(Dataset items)
>>>

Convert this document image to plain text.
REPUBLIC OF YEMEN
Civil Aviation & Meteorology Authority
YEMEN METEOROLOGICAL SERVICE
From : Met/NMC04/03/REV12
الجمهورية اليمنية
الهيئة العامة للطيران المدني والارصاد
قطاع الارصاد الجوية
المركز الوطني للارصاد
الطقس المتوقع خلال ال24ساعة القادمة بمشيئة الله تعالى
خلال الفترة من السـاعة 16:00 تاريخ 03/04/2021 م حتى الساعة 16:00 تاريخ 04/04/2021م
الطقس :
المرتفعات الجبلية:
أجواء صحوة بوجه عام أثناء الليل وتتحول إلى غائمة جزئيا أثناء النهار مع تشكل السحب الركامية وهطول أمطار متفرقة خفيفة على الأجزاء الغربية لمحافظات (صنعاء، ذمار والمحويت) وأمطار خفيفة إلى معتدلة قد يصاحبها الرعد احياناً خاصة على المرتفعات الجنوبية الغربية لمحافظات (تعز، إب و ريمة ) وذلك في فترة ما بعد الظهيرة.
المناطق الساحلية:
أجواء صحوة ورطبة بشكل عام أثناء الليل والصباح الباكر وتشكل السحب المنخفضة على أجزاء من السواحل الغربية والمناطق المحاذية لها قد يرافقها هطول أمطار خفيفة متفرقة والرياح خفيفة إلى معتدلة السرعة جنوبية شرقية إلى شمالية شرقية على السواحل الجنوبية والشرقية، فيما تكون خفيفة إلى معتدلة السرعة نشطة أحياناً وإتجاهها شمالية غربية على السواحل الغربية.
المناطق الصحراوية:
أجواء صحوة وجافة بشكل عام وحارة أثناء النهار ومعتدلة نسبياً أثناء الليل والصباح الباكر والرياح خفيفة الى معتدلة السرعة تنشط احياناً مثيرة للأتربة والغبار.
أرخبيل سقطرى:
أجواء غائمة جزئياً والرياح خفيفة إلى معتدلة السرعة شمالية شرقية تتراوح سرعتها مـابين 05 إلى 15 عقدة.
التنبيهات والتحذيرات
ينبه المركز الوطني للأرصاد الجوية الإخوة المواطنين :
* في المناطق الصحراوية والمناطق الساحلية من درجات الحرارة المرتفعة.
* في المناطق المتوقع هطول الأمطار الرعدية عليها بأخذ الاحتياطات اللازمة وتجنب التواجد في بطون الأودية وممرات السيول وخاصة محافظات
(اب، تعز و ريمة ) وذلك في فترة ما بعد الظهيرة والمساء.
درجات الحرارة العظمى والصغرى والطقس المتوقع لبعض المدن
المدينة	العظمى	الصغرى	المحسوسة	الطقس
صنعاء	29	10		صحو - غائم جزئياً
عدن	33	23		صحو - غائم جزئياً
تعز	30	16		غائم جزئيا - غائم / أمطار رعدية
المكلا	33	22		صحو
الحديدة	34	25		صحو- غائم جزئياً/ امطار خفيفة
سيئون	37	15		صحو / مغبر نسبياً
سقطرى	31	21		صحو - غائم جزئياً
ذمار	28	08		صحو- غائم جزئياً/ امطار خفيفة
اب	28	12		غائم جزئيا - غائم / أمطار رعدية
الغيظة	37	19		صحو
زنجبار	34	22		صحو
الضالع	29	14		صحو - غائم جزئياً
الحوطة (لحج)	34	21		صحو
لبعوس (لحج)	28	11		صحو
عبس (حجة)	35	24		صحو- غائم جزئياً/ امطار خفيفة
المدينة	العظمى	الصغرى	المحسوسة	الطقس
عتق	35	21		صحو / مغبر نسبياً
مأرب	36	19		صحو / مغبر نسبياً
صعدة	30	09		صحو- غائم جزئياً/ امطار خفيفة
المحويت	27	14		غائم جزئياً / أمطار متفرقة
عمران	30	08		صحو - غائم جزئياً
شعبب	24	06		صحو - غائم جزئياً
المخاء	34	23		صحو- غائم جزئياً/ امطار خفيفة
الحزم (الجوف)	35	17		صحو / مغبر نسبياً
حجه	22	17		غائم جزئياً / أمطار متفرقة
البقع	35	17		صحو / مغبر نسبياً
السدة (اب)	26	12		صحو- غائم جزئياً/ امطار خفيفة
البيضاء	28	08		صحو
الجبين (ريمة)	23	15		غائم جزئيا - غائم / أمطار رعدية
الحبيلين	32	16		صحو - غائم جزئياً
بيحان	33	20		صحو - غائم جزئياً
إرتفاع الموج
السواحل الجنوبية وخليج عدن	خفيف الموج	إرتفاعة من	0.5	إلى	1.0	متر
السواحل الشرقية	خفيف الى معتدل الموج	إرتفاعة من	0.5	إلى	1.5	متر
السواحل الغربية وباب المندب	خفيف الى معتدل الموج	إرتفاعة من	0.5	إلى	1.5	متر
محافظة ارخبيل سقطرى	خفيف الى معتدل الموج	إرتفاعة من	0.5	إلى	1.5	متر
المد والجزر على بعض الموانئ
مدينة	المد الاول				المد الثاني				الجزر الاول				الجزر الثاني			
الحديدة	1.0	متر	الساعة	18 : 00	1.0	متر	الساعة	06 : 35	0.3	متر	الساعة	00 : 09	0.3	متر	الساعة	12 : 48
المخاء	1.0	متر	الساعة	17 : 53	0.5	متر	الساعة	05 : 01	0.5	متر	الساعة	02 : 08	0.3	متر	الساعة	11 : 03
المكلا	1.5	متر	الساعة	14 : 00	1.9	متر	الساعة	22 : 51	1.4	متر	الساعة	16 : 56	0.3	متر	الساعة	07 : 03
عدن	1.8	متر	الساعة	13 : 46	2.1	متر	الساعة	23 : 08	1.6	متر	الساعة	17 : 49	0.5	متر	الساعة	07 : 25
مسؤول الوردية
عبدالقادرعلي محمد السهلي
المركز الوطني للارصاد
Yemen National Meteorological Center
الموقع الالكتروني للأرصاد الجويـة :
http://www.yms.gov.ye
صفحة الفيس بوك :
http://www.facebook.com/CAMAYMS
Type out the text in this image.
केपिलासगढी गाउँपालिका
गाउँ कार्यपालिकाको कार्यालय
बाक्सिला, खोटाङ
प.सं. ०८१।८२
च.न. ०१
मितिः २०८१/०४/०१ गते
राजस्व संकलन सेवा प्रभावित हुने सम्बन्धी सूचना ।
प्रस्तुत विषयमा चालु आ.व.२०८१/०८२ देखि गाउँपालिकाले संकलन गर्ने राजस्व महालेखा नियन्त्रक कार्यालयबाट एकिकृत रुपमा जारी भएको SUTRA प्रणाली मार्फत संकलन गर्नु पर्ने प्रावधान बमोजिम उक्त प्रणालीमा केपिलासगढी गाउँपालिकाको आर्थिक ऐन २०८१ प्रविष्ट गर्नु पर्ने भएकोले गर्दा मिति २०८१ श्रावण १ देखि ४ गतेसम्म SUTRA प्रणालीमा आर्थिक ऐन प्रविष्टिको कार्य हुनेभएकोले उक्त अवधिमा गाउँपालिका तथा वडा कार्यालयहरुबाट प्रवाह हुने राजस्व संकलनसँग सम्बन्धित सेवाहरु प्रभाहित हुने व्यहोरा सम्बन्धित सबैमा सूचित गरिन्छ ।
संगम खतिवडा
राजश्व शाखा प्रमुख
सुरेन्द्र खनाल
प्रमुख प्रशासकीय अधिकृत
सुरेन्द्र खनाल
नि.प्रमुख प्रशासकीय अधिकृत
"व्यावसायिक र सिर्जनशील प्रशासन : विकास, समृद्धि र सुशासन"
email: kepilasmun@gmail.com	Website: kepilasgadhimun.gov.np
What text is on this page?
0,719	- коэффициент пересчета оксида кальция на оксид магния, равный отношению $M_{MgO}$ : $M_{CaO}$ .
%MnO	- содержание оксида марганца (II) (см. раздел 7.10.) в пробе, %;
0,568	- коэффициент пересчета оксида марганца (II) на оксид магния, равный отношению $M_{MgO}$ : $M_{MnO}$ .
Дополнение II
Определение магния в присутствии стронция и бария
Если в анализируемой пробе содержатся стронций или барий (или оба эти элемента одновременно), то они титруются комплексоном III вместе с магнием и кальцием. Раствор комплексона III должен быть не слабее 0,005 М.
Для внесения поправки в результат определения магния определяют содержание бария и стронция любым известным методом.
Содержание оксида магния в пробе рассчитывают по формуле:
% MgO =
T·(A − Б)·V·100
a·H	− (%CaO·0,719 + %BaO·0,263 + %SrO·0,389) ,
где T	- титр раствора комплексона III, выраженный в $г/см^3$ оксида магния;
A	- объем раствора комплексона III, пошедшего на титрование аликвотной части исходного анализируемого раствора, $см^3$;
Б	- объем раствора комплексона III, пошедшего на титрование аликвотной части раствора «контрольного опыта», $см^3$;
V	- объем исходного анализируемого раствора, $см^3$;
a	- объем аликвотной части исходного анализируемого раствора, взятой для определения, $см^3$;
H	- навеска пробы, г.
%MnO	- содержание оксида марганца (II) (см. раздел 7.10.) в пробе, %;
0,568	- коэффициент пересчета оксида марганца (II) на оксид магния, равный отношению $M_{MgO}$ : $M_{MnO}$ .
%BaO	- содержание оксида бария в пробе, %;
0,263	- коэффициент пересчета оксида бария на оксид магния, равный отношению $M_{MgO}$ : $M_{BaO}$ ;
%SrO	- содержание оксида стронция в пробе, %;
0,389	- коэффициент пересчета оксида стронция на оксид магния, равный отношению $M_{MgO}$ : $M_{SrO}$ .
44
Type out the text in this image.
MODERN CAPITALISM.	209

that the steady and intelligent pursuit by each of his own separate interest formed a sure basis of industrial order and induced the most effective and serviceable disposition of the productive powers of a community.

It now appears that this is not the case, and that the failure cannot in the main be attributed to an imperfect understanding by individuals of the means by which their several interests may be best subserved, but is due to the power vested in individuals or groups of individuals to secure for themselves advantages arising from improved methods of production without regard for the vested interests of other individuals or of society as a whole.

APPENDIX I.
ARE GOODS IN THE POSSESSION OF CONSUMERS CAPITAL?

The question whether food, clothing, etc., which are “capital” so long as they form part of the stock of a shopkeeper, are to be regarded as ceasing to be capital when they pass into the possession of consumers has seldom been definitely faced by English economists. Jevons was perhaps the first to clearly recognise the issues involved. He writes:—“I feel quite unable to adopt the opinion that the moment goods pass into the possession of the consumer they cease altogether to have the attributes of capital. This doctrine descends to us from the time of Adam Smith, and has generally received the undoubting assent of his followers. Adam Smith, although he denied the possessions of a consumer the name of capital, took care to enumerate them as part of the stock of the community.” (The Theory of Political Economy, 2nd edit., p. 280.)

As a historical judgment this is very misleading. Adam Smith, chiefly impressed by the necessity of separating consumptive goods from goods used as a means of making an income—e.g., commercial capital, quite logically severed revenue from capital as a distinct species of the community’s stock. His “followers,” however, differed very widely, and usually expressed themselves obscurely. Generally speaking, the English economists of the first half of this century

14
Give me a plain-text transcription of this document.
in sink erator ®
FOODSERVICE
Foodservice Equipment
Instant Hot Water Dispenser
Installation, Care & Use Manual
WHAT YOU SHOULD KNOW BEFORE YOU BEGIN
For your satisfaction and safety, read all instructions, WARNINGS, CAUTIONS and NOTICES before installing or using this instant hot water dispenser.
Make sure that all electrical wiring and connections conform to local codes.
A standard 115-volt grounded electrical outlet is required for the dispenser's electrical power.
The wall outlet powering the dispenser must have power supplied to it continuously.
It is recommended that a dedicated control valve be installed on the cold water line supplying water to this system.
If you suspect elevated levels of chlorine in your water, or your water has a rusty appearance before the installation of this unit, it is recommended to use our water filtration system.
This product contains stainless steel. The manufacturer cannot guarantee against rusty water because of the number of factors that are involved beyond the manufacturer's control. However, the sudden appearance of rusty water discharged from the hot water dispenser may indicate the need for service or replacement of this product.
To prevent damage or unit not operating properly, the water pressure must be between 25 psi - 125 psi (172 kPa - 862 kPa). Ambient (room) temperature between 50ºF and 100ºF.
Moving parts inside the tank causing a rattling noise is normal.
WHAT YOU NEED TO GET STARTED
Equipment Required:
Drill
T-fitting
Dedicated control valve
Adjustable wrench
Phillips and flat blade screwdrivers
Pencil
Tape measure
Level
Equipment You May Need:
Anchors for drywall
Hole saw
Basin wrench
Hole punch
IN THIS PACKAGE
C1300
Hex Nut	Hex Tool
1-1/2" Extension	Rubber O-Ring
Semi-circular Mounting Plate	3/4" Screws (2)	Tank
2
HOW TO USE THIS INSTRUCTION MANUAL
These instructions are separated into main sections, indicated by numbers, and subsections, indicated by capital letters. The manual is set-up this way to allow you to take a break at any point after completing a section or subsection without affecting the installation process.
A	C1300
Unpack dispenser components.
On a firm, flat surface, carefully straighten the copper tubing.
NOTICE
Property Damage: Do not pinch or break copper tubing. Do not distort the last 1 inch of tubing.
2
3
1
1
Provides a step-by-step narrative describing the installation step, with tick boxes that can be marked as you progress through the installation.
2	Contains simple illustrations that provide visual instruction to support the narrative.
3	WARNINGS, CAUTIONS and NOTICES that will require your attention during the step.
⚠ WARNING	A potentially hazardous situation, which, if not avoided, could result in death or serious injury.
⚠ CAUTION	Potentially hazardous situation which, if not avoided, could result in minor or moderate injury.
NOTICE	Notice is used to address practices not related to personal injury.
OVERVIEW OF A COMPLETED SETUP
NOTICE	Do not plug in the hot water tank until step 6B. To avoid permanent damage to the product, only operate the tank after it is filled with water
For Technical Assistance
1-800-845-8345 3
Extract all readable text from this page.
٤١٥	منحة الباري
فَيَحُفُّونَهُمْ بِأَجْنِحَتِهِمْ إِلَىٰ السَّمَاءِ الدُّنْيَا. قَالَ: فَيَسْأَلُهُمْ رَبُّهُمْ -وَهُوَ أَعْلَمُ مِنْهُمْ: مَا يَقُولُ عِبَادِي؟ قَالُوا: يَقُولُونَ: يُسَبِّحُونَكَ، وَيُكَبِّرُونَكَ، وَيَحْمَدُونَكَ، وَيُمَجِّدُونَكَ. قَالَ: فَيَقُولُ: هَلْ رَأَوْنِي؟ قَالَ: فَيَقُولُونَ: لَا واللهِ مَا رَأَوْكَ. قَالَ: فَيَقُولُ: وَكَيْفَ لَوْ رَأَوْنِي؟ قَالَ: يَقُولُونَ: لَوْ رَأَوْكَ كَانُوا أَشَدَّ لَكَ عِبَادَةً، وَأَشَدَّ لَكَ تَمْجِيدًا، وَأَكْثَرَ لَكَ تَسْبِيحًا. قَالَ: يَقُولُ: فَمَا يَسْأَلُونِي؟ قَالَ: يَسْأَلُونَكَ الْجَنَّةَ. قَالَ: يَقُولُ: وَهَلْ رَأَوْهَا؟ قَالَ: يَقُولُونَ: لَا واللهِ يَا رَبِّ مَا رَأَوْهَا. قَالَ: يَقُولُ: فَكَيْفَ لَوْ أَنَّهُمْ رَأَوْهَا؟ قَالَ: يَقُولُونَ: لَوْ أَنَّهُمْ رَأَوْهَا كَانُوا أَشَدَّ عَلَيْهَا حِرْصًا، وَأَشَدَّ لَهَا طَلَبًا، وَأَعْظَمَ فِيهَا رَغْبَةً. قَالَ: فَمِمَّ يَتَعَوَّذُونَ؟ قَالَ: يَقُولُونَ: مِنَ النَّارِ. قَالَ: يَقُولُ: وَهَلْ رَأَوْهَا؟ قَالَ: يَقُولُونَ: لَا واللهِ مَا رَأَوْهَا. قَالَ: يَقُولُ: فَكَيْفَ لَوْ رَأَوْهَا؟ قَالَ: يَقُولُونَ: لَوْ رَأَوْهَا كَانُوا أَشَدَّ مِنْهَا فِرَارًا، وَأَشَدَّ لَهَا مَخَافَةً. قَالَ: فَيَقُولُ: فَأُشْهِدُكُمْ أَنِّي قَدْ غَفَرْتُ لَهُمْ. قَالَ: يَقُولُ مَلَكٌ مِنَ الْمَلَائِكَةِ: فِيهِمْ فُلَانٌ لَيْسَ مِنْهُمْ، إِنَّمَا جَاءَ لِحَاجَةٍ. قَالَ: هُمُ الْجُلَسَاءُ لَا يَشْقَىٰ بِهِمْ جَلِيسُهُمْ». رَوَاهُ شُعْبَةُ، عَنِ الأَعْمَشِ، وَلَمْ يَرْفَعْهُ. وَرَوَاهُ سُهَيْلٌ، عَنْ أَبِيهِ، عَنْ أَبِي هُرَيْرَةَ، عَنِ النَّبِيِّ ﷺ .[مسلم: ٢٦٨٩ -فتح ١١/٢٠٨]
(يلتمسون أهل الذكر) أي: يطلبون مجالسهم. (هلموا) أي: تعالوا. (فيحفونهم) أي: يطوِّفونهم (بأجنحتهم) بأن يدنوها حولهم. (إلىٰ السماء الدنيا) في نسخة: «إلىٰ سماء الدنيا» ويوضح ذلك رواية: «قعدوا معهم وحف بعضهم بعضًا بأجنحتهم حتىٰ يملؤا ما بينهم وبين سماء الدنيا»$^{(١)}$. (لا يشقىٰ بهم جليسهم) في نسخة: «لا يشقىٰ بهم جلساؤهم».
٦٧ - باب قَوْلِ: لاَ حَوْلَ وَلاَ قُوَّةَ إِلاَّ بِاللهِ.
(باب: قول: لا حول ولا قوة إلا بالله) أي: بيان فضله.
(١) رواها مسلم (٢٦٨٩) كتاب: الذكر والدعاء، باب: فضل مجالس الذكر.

<<<

■ **Description of the task**
Return only those lines of the records that contain the string "درجات".

■ **Answer**
* في المناطق الصحراوية والمناطق الساحلية من درجات الحرارة المرتفعة.
درجات الحرارة العظمى والصغرى والطقس المتوقع لبعض المدن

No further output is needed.